----- DATA SUPPLIED -----

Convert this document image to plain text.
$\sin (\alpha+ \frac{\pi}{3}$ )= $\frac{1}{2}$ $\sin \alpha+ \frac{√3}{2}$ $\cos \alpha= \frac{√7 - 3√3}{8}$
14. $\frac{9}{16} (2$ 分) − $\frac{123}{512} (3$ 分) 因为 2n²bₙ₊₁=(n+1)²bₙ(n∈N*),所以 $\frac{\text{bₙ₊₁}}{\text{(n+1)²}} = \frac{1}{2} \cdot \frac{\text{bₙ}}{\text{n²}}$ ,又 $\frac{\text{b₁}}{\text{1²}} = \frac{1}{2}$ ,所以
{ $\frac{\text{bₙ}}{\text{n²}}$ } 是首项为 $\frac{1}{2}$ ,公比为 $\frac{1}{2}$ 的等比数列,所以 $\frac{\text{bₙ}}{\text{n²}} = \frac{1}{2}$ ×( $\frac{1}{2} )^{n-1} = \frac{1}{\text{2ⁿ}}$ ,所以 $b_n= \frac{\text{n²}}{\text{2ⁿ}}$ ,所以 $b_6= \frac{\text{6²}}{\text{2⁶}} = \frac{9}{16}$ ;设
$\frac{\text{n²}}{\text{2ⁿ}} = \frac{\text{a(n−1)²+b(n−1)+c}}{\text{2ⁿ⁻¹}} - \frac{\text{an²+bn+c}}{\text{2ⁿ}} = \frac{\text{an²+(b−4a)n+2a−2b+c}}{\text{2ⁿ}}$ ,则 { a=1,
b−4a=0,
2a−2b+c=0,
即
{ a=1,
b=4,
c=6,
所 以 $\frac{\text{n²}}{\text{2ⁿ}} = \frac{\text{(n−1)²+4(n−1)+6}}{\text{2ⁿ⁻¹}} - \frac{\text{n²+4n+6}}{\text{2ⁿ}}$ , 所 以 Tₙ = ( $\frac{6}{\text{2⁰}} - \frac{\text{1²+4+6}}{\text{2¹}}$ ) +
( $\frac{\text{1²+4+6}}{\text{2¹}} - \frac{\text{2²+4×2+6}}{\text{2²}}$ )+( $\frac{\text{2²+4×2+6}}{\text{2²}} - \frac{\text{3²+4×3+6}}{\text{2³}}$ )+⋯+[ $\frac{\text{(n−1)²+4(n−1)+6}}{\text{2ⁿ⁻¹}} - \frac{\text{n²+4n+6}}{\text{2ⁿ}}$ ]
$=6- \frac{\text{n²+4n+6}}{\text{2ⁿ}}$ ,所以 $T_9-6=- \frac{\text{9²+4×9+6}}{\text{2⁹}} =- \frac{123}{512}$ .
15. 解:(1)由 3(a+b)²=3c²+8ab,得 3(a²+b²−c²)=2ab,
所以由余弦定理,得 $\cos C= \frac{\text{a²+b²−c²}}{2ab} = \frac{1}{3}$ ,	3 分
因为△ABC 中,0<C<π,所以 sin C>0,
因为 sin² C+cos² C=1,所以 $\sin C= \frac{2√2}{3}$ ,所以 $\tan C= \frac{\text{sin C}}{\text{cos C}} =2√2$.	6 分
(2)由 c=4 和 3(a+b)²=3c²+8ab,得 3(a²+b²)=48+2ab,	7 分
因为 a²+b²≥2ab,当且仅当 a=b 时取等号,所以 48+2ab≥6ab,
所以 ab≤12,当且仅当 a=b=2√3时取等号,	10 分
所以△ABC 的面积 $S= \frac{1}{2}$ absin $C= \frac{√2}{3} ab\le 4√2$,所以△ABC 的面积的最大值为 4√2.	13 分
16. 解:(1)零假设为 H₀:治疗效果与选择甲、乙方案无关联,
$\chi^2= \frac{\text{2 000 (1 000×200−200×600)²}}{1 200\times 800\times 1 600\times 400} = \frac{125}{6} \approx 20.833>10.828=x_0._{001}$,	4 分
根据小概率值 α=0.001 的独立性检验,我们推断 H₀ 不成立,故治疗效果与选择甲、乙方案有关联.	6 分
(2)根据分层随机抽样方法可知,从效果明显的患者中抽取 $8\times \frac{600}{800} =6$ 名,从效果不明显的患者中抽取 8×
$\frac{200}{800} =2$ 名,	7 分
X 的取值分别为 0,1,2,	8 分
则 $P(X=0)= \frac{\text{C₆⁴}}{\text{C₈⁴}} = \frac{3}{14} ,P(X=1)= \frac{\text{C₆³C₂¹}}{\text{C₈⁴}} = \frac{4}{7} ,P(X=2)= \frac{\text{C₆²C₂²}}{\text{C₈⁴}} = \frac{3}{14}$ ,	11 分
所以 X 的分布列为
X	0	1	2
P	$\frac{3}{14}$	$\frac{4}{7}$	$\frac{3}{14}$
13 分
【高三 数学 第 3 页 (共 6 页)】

-----

**CHALLENGE**.
Provide only the count of lines in the material above that hold the word "times".

**PROBLEM SOLUTION**.
2